- Saved entries

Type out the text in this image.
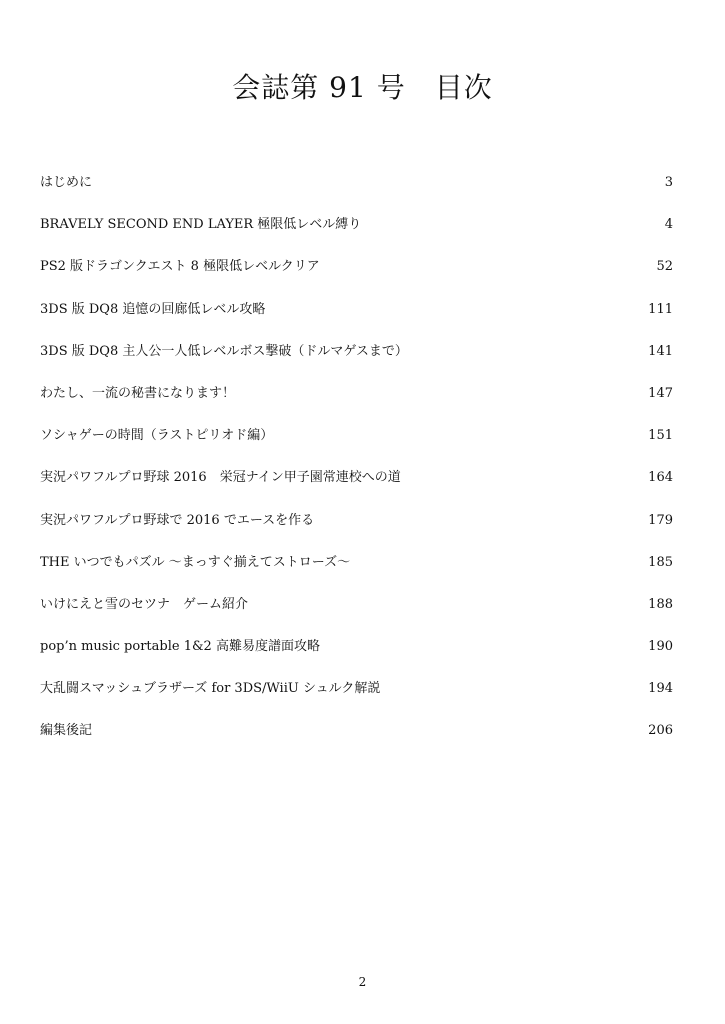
会誌第 91 号　目次
はじめに	3
BRAVELY SECOND END LAYER 極限低レベル縛り	4
PS2 版ドラゴンクエスト 8 極限低レベルクリア	52
3DS 版 DQ8 追憶の回廊低レベル攻略	111
3DS 版 DQ8 主人公一人低レベルボス撃破（ドルマゲスまで）	141
わたし、一流の秘書になります！	147
ソシャゲーの時間（ラストピリオド編）	151
実況パワフルプロ野球 2016　栄冠ナイン甲子園常連校への道	164
実況パワフルプロ野球で 2016 でエースを作る	179
THE いつでもパズル ～まっすぐ揃えてストローズ～	185
いけにえと雪のセツナ　ゲーム紹介	188
pop’n music portable 1&2 高難易度譜面攻略	190
大乱闘スマッシュブラザーズ for 3DS/WiiU シュルク解説	194
編集後記	206
2
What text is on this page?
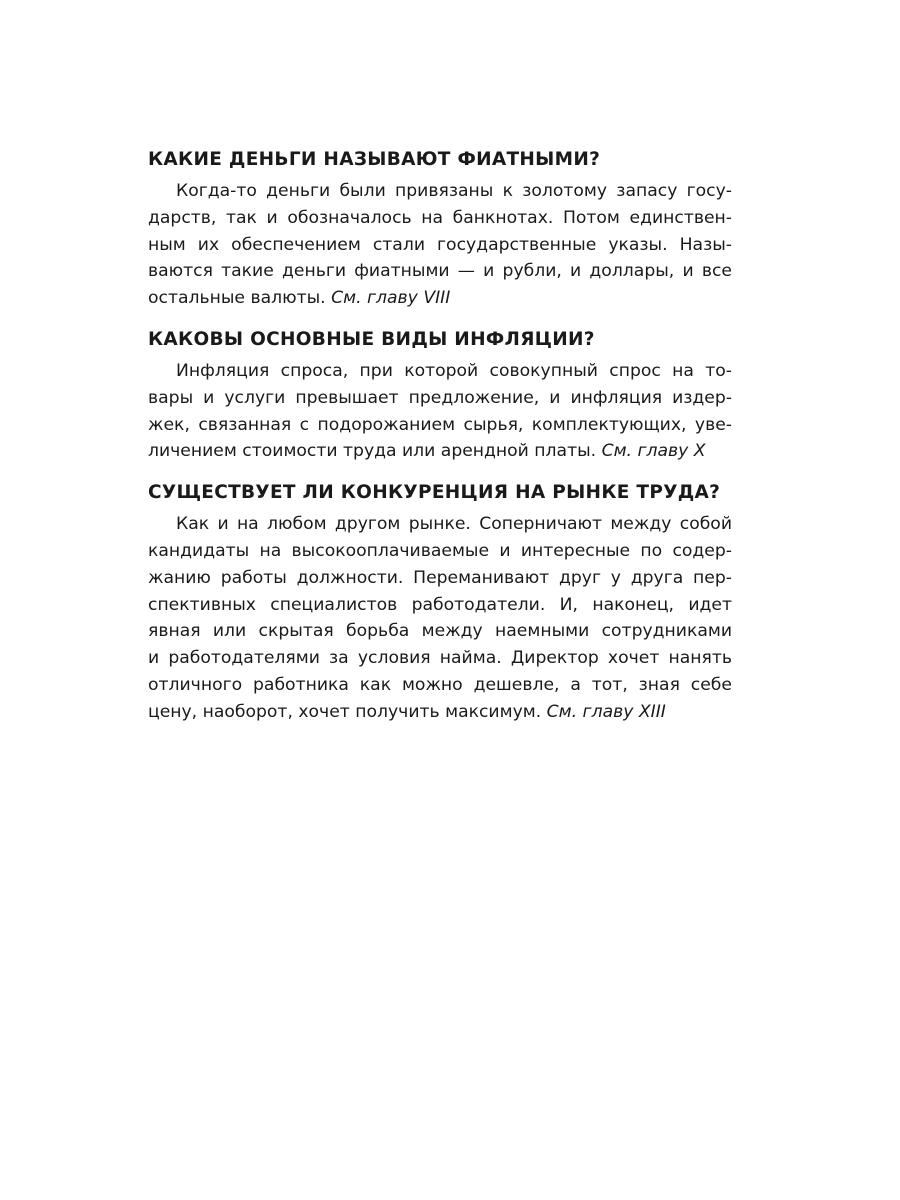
КАКИЕ ДЕНЬГИ НАЗЫВАЮТ ФИАТНЫМИ?

Когда-то деньги были привязаны к золотому запасу госу-
дарств, так и обозначалось на банкнотах. Потом единствен-
ным их обеспечением стали государственные указы. Назы-
ваются такие деньги фиатными — и рубли, и доллары, и все
остальные валюты. См. главу VIII

КАКОВЫ ОСНОВНЫЕ ВИДЫ ИНФЛЯЦИИ?

Инфляция спроса, при которой совокупный спрос на то-
вары и услуги превышает предложение, и инфляция издер-
жек, связанная с подорожанием сырья, комплектующих, уве-
личением стоимости труда или арендной платы. См. главу X

СУЩЕСТВУЕТ ЛИ КОНКУРЕНЦИЯ НА РЫНКЕ ТРУДА?

Как и на любом другом рынке. Соперничают между собой
кандидаты на высокооплачиваемые и интересные по содер-
жанию работы должности. Переманивают друг у друга пер-
спективных специалистов работодатели. И, наконец, идет
явная или скрытая борьба между наемными сотрудниками
и работодателями за условия найма. Директор хочет нанять
отличного работника как можно дешевле, а тот, зная себе
цену, наоборот, хочет получить максимум. См. главу XIII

- To do
Write the listing out a second time exactly, dropping all images.

- Answer for the task
Type out the text in this image.
会誌第 91 号　目次
はじめに	3
BRAVELY SECOND END LAYER 極限低レベル縛り	4
PS2 版ドラゴンクエスト 8 極限低レベルクリア	52
3DS 版 DQ8 追憶の回廊低レベル攻略	111
3DS 版 DQ8 主人公一人低レベルボス撃破（ドルマゲスまで）	141
わたし、一流の秘書になります！	147
ソシャゲーの時間（ラストピリオド編）	151
実況パワフルプロ野球 2016　栄冠ナイン甲子園常連校への道	164
実況パワフルプロ野球で 2016 でエースを作る	179
THE いつでもパズル ～まっすぐ揃えてストローズ～	185
いけにえと雪のセツナ　ゲーム紹介	188
pop’n music portable 1&2 高難易度譜面攻略	190
大乱闘スマッシュブラザーズ for 3DS/WiiU シュルク解説	194
編集後記	206
2
What text is on this page?
КАКИЕ ДЕНЬГИ НАЗЫВАЮТ ФИАТНЫМИ?

Когда-то деньги были привязаны к золотому запасу госу-
дарств, так и обозначалось на банкнотах. Потом единствен-
ным их обеспечением стали государственные указы. Назы-
ваются такие деньги фиатными — и рубли, и доллары, и все
остальные валюты. См. главу VIII

КАКОВЫ ОСНОВНЫЕ ВИДЫ ИНФЛЯЦИИ?

Инфляция спроса, при которой совокупный спрос на то-
вары и услуги превышает предложение, и инфляция издер-
жек, связанная с подорожанием сырья, комплектующих, уве-
личением стоимости труда или арендной платы. См. главу X

СУЩЕСТВУЕТ ЛИ КОНКУРЕНЦИЯ НА РЫНКЕ ТРУДА?

Как и на любом другом рынке. Соперничают между собой
кандидаты на высокооплачиваемые и интересные по содер-
жанию работы должности. Переманивают друг у друга пер-
спективных специалистов работодатели. И, наконец, идет
явная или скрытая борьба между наемными сотрудниками
и работодателями за условия найма. Директор хочет нанять
отличного работника как можно дешевле, а тот, зная себе
цену, наоборот, хочет получить максимум. См. главу XIII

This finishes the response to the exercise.